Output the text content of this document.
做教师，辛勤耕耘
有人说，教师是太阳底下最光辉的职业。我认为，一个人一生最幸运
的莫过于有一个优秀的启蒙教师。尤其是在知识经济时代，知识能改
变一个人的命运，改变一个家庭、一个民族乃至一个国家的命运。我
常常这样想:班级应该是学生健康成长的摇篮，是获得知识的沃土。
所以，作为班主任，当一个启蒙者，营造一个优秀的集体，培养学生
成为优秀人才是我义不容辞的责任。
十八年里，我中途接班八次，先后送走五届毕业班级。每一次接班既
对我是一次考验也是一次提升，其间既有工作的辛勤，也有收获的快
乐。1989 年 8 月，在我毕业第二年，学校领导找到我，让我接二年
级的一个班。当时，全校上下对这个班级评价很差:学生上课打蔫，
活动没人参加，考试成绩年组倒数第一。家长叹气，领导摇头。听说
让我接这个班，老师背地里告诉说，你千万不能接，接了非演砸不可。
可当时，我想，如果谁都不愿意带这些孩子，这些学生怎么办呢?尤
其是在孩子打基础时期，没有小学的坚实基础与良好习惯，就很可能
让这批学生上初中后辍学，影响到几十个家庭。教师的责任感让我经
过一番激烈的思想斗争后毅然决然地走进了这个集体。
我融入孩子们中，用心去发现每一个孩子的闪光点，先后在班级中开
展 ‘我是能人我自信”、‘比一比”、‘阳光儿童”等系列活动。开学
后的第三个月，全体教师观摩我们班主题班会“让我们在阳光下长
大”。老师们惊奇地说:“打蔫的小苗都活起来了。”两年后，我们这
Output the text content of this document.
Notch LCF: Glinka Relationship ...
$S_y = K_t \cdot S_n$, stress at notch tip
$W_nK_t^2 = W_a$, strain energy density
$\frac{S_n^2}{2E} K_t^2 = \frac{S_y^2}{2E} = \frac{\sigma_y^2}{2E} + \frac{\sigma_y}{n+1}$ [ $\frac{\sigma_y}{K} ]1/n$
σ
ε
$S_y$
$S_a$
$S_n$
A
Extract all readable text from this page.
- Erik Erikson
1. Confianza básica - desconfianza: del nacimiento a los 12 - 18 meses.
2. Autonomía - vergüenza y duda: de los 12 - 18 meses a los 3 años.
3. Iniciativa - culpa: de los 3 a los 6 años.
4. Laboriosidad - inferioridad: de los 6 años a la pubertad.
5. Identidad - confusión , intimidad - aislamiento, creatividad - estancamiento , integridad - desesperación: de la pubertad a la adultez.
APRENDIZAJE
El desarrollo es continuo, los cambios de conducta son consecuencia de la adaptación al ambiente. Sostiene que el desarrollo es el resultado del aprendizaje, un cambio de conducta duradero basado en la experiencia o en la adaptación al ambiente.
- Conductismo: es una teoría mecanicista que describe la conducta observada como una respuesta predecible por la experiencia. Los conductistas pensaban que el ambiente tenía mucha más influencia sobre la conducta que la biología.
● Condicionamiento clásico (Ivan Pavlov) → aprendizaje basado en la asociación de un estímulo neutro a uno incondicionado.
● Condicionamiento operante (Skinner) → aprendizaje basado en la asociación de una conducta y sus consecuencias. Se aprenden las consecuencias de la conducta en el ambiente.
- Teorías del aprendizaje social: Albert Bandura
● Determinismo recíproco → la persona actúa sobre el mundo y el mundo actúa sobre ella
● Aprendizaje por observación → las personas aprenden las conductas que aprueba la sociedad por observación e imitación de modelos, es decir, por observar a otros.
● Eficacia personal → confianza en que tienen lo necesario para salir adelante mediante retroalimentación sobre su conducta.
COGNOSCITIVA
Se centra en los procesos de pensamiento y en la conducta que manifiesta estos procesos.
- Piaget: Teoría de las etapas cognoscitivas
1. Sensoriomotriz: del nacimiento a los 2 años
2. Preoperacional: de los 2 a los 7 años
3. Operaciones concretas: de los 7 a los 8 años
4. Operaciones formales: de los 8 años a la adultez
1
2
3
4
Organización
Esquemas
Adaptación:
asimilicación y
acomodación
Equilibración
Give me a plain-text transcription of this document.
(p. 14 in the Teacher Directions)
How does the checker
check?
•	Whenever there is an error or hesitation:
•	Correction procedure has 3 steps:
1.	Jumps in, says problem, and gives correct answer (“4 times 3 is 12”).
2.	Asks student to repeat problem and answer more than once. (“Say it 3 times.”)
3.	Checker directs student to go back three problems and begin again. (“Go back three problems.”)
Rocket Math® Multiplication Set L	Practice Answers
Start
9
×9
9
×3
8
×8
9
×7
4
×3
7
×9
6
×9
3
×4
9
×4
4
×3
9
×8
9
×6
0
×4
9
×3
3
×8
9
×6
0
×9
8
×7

● ● ● ●

Each line above must be reproduced exactly as it stands.

Output the text content of this document.
做教师，辛勤耕耘
有人说，教师是太阳底下最光辉的职业。我认为，一个人一生最幸运
的莫过于有一个优秀的启蒙教师。尤其是在知识经济时代，知识能改
变一个人的命运，改变一个家庭、一个民族乃至一个国家的命运。我
常常这样想:班级应该是学生健康成长的摇篮，是获得知识的沃土。
所以，作为班主任，当一个启蒙者，营造一个优秀的集体，培养学生
成为优秀人才是我义不容辞的责任。
十八年里，我中途接班八次，先后送走五届毕业班级。每一次接班既
对我是一次考验也是一次提升，其间既有工作的辛勤，也有收获的快
乐。1989 年 8 月，在我毕业第二年，学校领导找到我，让我接二年
级的一个班。当时，全校上下对这个班级评价很差:学生上课打蔫，
活动没人参加，考试成绩年组倒数第一。家长叹气，领导摇头。听说
让我接这个班，老师背地里告诉说，你千万不能接，接了非演砸不可。
可当时，我想，如果谁都不愿意带这些孩子，这些学生怎么办呢?尤
其是在孩子打基础时期，没有小学的坚实基础与良好习惯，就很可能
让这批学生上初中后辍学，影响到几十个家庭。教师的责任感让我经
过一番激烈的思想斗争后毅然决然地走进了这个集体。
我融入孩子们中，用心去发现每一个孩子的闪光点，先后在班级中开
展 ‘我是能人我自信”、‘比一比”、‘阳光儿童”等系列活动。开学
后的第三个月，全体教师观摩我们班主题班会“让我们在阳光下长
大”。老师们惊奇地说:“打蔫的小苗都活起来了。”两年后，我们这
Output the text content of this document.
Notch LCF: Glinka Relationship ...
$S_y = K_t \cdot S_n$, stress at notch tip
$W_nK_t^2 = W_a$, strain energy density
$\frac{S_n^2}{2E} K_t^2 = \frac{S_y^2}{2E} = \frac{\sigma_y^2}{2E} + \frac{\sigma_y}{n+1}$ [ $\frac{\sigma_y}{K} ]1/n$
σ
ε
$S_y$
$S_a$
$S_n$
A
Extract all readable text from this page.
- Erik Erikson
1. Confianza básica - desconfianza: del nacimiento a los 12 - 18 meses.
2. Autonomía - vergüenza y duda: de los 12 - 18 meses a los 3 años.
3. Iniciativa - culpa: de los 3 a los 6 años.
4. Laboriosidad - inferioridad: de los 6 años a la pubertad.
5. Identidad - confusión , intimidad - aislamiento, creatividad - estancamiento , integridad - desesperación: de la pubertad a la adultez.
APRENDIZAJE
El desarrollo es continuo, los cambios de conducta son consecuencia de la adaptación al ambiente. Sostiene que el desarrollo es el resultado del aprendizaje, un cambio de conducta duradero basado en la experiencia o en la adaptación al ambiente.
- Conductismo: es una teoría mecanicista que describe la conducta observada como una respuesta predecible por la experiencia. Los conductistas pensaban que el ambiente tenía mucha más influencia sobre la conducta que la biología.
● Condicionamiento clásico (Ivan Pavlov) → aprendizaje basado en la asociación de un estímulo neutro a uno incondicionado.
● Condicionamiento operante (Skinner) → aprendizaje basado en la asociación de una conducta y sus consecuencias. Se aprenden las consecuencias de la conducta en el ambiente.
- Teorías del aprendizaje social: Albert Bandura
● Determinismo recíproco → la persona actúa sobre el mundo y el mundo actúa sobre ella
● Aprendizaje por observación → las personas aprenden las conductas que aprueba la sociedad por observación e imitación de modelos, es decir, por observar a otros.
● Eficacia personal → confianza en que tienen lo necesario para salir adelante mediante retroalimentación sobre su conducta.
COGNOSCITIVA
Se centra en los procesos de pensamiento y en la conducta que manifiesta estos procesos.
- Piaget: Teoría de las etapas cognoscitivas
1. Sensoriomotriz: del nacimiento a los 2 años
2. Preoperacional: de los 2 a los 7 años
3. Operaciones concretas: de los 7 a los 8 años
4. Operaciones formales: de los 8 años a la adultez
1
2
3
4
Organización
Esquemas
Adaptación:
asimilicación y
acomodación
Equilibración
Give me a plain-text transcription of this document.
(p. 14 in the Teacher Directions)
How does the checker
check?
•	Whenever there is an error or hesitation:
•	Correction procedure has 3 steps:
1.	Jumps in, says problem, and gives correct answer (“4 times 3 is 12”).
2.	Asks student to repeat problem and answer more than once. (“Say it 3 times.”)
3.	Checker directs student to go back three problems and begin again. (“Go back three problems.”)
Rocket Math® Multiplication Set L	Practice Answers
Start
9
×9
9
×3
8
×8
9
×7
4
×3
7
×9
6
×9
3
×4
9
×4
4
×3
9
×8
9
×6
0
×4
9
×3
3
×8
9
×6
0
×9
8
×7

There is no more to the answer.